Depuis l'intensification des combats en avril 2026, les djihadistes du Groupe de soutien à l'islam et aux musulmans (GSIM), l'armée malienne et les militaires russes ont commis de graves abus contre les civils, selon un rapport de Human Rights Watch (HRW) publié mardi 29 juin. L'organisation de défense des droits humains recense au moins 143 civils tués entre le 1er avril et le 15 juin dans les régions de Mopti, Ségou et Gao.
Les exactions du GSIM
Le GSIM, affilié à Al-Qaïda, est accusé d'avoir exécuté sommairement 89 civils, dont des femmes et des enfants, lors de raids et d'attaques contre des villages. Selon HRW, les djihadistes ont également imposé des taxes forcées et recruté de force des enfants soldats. "Les djihadistes ont semé la terreur dans les communautés rurales, tuant sans pitié ceux qui refusent de se soumettre à leur autorité", a déclaré Corinne Dufka, directrice adjointe pour l'Afrique de l'Ouest à HRW.
Les abus de l'armée malienne et des militaires russes
L'armée malienne, appuyée par des combattants russes (souvent présentés comme des "instructeurs" ou des mercenaires du groupe Wagner), est responsable de la mort d'au moins 54 civils, dont 12 enfants, dans des opérations de contre-insurrection. HRW documente des exécutions extrajudiciaires, des disparitions forcées et des actes de torture. "Les forces gouvernementales et leurs alliés russes ont perpétré des massacres et des disparitions, souvent sans aucune enquête", a ajouté Dufka.
Un conflit qui s'aggrave
Depuis le début de l'année, les combats se sont intensifiés dans le centre et le nord du Mali, où le GSIM contrôle de vastes territoires. L'armée malienne, soutenue par des mercenaires russes depuis 2022, mène des opérations de grande envergure pour reprendre le contrôle. Cependant, ces opérations se soldent souvent par des pertes civiles lourdes. HRW appelle les autorités maliennes et leurs alliés à cesser les abus et à traduire les responsables en justice. L'organisation exhorte également la communauté internationale à agir pour protéger les civils.

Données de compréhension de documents
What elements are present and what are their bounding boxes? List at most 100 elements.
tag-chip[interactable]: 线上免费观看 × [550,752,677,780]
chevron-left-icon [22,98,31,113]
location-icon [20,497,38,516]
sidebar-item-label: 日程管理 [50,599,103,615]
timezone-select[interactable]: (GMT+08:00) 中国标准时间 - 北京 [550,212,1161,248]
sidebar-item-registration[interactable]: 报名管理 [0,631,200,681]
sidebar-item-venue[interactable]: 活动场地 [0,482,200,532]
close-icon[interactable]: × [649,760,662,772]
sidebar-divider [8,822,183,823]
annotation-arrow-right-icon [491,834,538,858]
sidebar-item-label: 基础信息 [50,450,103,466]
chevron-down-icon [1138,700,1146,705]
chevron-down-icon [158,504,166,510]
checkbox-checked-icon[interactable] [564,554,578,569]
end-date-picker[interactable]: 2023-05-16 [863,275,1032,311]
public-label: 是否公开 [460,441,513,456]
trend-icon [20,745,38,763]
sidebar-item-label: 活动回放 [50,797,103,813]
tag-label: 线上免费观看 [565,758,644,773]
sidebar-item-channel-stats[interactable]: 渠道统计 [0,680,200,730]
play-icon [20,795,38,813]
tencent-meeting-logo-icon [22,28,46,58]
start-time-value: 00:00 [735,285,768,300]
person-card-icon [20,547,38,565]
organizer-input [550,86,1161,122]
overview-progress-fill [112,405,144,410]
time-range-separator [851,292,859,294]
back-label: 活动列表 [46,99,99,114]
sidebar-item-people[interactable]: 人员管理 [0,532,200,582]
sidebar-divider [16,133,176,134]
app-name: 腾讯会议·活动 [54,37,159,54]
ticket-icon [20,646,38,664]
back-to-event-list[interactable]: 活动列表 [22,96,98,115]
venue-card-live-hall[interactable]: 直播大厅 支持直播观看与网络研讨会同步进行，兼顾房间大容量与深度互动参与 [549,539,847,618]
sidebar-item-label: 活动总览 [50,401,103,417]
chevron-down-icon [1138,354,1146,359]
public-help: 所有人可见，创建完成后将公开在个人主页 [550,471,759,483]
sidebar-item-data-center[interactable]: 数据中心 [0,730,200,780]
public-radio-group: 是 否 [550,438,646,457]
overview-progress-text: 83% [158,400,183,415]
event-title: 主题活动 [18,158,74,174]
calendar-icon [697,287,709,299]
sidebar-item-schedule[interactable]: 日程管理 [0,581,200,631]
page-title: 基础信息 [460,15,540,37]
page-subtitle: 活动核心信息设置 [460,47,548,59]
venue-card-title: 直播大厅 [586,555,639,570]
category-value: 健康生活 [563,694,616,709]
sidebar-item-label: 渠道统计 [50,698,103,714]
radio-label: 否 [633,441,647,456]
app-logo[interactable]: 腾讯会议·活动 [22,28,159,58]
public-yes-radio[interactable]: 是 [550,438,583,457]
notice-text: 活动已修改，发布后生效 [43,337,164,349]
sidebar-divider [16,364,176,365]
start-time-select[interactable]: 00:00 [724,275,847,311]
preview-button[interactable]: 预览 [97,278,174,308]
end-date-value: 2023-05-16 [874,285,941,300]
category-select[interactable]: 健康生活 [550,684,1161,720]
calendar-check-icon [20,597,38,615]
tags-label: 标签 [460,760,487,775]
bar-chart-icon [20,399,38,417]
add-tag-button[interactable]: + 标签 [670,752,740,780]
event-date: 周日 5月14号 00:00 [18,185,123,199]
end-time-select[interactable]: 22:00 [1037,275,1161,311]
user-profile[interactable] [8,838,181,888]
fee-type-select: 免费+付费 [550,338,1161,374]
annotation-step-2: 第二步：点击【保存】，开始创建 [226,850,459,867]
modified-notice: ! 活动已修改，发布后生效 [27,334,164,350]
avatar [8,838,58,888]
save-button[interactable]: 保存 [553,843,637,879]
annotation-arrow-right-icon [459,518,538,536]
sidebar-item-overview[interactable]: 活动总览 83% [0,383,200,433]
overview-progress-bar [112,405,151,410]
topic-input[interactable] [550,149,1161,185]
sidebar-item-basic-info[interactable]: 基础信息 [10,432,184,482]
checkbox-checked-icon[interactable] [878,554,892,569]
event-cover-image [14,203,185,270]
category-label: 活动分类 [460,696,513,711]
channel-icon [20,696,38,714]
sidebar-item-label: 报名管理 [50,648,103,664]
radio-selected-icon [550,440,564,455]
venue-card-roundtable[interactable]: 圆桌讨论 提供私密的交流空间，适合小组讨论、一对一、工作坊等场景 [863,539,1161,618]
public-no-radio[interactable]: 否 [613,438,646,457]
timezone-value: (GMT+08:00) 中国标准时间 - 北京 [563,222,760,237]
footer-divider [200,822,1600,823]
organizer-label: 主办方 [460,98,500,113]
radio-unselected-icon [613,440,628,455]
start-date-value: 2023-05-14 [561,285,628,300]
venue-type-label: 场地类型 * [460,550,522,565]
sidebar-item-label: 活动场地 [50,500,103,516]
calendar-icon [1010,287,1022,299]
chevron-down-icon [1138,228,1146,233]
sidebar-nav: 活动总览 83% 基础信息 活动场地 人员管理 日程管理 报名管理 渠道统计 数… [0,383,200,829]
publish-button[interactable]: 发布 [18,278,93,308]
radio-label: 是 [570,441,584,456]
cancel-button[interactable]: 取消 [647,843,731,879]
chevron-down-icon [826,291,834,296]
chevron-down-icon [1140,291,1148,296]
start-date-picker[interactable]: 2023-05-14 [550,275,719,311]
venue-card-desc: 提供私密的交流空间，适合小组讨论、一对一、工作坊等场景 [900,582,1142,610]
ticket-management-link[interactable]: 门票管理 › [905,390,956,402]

■ **Consigne**
Recopiez mot pour mot le passage de l'article sur les violences contre les civils au Mali, en commençant à « Les exactions du » et en terminant à « l'Ouest à HRW. ».

■ **Résultat obtenu**
Les exactions du GSIM
Le GSIM, affilié à Al-Qaïda, est accusé d'avoir exécuté sommairement 89 civils, dont des femmes et des enfants, lors de raids et d'attaques contre des villages. Selon HRW, les djihadistes ont également imposé des taxes forcées et recruté de force des enfants soldats. "Les djihadistes ont semé la terreur dans les communautés rurales, tuant sans pitié ceux qui refusent de se soumettre à leur autorité", a déclaré Corinne Dufka, directrice adjointe pour l'Afrique de l'Ouest à HRW.